▸ WRITTEN TASK:
Word for word, restate every line of the material.

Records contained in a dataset
···

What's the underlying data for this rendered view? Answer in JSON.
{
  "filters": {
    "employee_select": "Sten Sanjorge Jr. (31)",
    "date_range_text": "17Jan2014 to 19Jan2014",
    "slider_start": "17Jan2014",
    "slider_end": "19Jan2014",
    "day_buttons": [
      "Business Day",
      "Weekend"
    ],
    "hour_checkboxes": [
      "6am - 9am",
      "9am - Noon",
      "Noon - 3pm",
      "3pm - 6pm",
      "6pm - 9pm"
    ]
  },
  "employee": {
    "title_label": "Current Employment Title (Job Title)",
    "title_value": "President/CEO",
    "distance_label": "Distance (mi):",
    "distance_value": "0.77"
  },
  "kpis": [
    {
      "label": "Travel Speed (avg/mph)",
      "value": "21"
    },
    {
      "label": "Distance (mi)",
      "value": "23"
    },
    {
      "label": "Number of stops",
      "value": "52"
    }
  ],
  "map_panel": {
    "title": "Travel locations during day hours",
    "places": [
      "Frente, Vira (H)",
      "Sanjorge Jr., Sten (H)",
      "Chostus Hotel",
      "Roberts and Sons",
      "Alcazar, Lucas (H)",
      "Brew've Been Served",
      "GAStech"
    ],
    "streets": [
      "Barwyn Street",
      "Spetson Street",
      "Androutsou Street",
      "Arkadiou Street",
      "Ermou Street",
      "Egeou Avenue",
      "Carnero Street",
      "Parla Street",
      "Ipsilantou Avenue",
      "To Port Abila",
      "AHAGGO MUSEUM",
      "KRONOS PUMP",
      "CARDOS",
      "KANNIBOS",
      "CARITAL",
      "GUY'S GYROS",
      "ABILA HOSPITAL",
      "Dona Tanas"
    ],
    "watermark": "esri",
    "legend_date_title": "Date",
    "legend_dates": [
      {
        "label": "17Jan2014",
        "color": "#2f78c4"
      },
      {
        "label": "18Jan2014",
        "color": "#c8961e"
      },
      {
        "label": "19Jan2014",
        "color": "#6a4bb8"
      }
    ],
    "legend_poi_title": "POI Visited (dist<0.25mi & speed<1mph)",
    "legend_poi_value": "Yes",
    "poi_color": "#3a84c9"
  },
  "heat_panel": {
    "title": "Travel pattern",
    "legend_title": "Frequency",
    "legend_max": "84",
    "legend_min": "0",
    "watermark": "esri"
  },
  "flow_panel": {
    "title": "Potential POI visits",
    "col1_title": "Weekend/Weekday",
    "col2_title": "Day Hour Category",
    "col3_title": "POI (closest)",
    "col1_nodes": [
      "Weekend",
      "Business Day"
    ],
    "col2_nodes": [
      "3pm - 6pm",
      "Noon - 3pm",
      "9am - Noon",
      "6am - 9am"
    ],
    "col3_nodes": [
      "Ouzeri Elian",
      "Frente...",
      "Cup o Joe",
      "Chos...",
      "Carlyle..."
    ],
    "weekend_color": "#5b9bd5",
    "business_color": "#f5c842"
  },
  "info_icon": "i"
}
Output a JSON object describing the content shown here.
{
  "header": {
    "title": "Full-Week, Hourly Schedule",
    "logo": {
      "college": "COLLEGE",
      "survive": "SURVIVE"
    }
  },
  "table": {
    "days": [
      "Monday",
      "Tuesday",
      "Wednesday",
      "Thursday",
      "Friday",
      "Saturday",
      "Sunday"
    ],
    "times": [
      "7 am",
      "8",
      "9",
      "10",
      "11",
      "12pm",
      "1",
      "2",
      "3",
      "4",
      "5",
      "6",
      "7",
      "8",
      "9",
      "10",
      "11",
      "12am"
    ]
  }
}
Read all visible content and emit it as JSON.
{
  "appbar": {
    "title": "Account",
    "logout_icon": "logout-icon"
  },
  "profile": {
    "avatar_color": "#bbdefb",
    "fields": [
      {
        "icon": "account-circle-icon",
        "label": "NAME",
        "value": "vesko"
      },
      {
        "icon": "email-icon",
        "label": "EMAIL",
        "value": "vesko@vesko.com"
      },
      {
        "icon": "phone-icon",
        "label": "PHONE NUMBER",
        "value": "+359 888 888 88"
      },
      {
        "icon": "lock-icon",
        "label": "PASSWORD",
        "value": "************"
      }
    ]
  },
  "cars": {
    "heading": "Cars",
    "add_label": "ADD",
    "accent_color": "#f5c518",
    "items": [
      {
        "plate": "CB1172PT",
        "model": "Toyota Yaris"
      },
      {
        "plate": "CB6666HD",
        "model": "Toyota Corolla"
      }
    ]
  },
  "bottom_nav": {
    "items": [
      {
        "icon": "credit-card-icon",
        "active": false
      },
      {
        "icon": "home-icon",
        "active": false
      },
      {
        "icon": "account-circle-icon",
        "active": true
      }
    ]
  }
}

···

▸ ANSWER:
What's the underlying data for this rendered view? Answer in JSON.
{
  "filters": {
    "employee_select": "Sten Sanjorge Jr. (31)",
    "date_range_text": "17Jan2014 to 19Jan2014",
    "slider_start": "17Jan2014",
    "slider_end": "19Jan2014",
    "day_buttons": [
      "Business Day",
      "Weekend"
    ],
    "hour_checkboxes": [
      "6am - 9am",
      "9am - Noon",
      "Noon - 3pm",
      "3pm - 6pm",
      "6pm - 9pm"
    ]
  },
  "employee": {
    "title_label": "Current Employment Title (Job Title)",
    "title_value": "President/CEO",
    "distance_label": "Distance (mi):",
    "distance_value": "0.77"
  },
  "kpis": [
    {
      "label": "Travel Speed (avg/mph)",
      "value": "21"
    },
    {
      "label": "Distance (mi)",
      "value": "23"
    },
    {
      "label": "Number of stops",
      "value": "52"
    }
  ],
  "map_panel": {
    "title": "Travel locations during day hours",
    "places": [
      "Frente, Vira (H)",
      "Sanjorge Jr., Sten (H)",
      "Chostus Hotel",
      "Roberts and Sons",
      "Alcazar, Lucas (H)",
      "Brew've Been Served",
      "GAStech"
    ],
    "streets": [
      "Barwyn Street",
      "Spetson Street",
      "Androutsou Street",
      "Arkadiou Street",
      "Ermou Street",
      "Egeou Avenue",
      "Carnero Street",
      "Parla Street",
      "Ipsilantou Avenue",
      "To Port Abila",
      "AHAGGO MUSEUM",
      "KRONOS PUMP",
      "CARDOS",
      "KANNIBOS",
      "CARITAL",
      "GUY'S GYROS",
      "ABILA HOSPITAL",
      "Dona Tanas"
    ],
    "watermark": "esri",
    "legend_date_title": "Date",
    "legend_dates": [
      {
        "label": "17Jan2014",
        "color": "#2f78c4"
      },
      {
        "label": "18Jan2014",
        "color": "#c8961e"
      },
      {
        "label": "19Jan2014",
        "color": "#6a4bb8"
      }
    ],
    "legend_poi_title": "POI Visited (dist<0.25mi & speed<1mph)",
    "legend_poi_value": "Yes",
    "poi_color": "#3a84c9"
  },
  "heat_panel": {
    "title": "Travel pattern",
    "legend_title": "Frequency",
    "legend_max": "84",
    "legend_min": "0",
    "watermark": "esri"
  },
  "flow_panel": {
    "title": "Potential POI visits",
    "col1_title": "Weekend/Weekday",
    "col2_title": "Day Hour Category",
    "col3_title": "POI (closest)",
    "col1_nodes": [
      "Weekend",
      "Business Day"
    ],
    "col2_nodes": [
      "3pm - 6pm",
      "Noon - 3pm",
      "9am - Noon",
      "6am - 9am"
    ],
    "col3_nodes": [
      "Ouzeri Elian",
      "Frente...",
      "Cup o Joe",
      "Chos...",
      "Carlyle..."
    ],
    "weekend_color": "#5b9bd5",
    "business_color": "#f5c842"
  },
  "info_icon": "i"
}
Output a JSON object describing the content shown here.
{
  "header": {
    "title": "Full-Week, Hourly Schedule",
    "logo": {
      "college": "COLLEGE",
      "survive": "SURVIVE"
    }
  },
  "table": {
    "days": [
      "Monday",
      "Tuesday",
      "Wednesday",
      "Thursday",
      "Friday",
      "Saturday",
      "Sunday"
    ],
    "times": [
      "7 am",
      "8",
      "9",
      "10",
      "11",
      "12pm",
      "1",
      "2",
      "3",
      "4",
      "5",
      "6",
      "7",
      "8",
      "9",
      "10",
      "11",
      "12am"
    ]
  }
}
Read all visible content and emit it as JSON.
{
  "appbar": {
    "title": "Account",
    "logout_icon": "logout-icon"
  },
  "profile": {
    "avatar_color": "#bbdefb",
    "fields": [
      {
        "icon": "account-circle-icon",
        "label": "NAME",
        "value": "vesko"
      },
      {
        "icon": "email-icon",
        "label": "EMAIL",
        "value": "vesko@vesko.com"
      },
      {
        "icon": "phone-icon",
        "label": "PHONE NUMBER",
        "value": "+359 888 888 88"
      },
      {
        "icon": "lock-icon",
        "label": "PASSWORD",
        "value": "************"
      }
    ]
  },
  "cars": {
    "heading": "Cars",
    "add_label": "ADD",
    "accent_color": "#f5c518",
    "items": [
      {
        "plate": "CB1172PT",
        "model": "Toyota Yaris"
      },
      {
        "plate": "CB6666HD",
        "model": "Toyota Corolla"
      }
    ]
  },
  "bottom_nav": {
    "items": [
      {
        "icon": "credit-card-icon",
        "active": false
      },
      {
        "icon": "home-icon",
        "active": false
      },
      {
        "icon": "account-circle-icon",
        "active": true
      }
    ]
  }
}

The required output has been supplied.